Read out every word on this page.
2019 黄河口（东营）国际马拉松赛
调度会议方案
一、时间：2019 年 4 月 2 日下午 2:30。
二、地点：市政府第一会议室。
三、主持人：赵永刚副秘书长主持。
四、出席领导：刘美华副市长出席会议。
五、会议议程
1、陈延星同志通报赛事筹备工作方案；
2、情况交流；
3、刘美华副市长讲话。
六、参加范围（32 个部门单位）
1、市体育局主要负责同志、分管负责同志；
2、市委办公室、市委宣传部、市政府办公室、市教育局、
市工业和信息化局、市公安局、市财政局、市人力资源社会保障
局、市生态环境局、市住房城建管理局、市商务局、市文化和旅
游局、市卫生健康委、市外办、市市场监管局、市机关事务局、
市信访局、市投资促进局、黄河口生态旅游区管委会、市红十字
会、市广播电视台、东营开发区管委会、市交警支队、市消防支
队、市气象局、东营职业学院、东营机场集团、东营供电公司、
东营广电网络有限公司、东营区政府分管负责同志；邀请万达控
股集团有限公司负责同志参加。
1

☆ ☆ ☆ ☆

▸ **Directive**: Restate the data above word for word, please.

▸ **Final result**:
Read out every word on this page.
2019 黄河口（东营）国际马拉松赛
调度会议方案
一、时间：2019 年 4 月 2 日下午 2:30。
二、地点：市政府第一会议室。
三、主持人：赵永刚副秘书长主持。
四、出席领导：刘美华副市长出席会议。
五、会议议程
1、陈延星同志通报赛事筹备工作方案；
2、情况交流；
3、刘美华副市长讲话。
六、参加范围（32 个部门单位）
1、市体育局主要负责同志、分管负责同志；
2、市委办公室、市委宣传部、市政府办公室、市教育局、
市工业和信息化局、市公安局、市财政局、市人力资源社会保障
局、市生态环境局、市住房城建管理局、市商务局、市文化和旅
游局、市卫生健康委、市外办、市市场监管局、市机关事务局、
市信访局、市投资促进局、黄河口生态旅游区管委会、市红十字
会、市广播电视台、东营开发区管委会、市交警支队、市消防支
队、市气象局、东营职业学院、东营机场集团、东营供电公司、
东营广电网络有限公司、东营区政府分管负责同志；邀请万达控
股集团有限公司负责同志参加。
1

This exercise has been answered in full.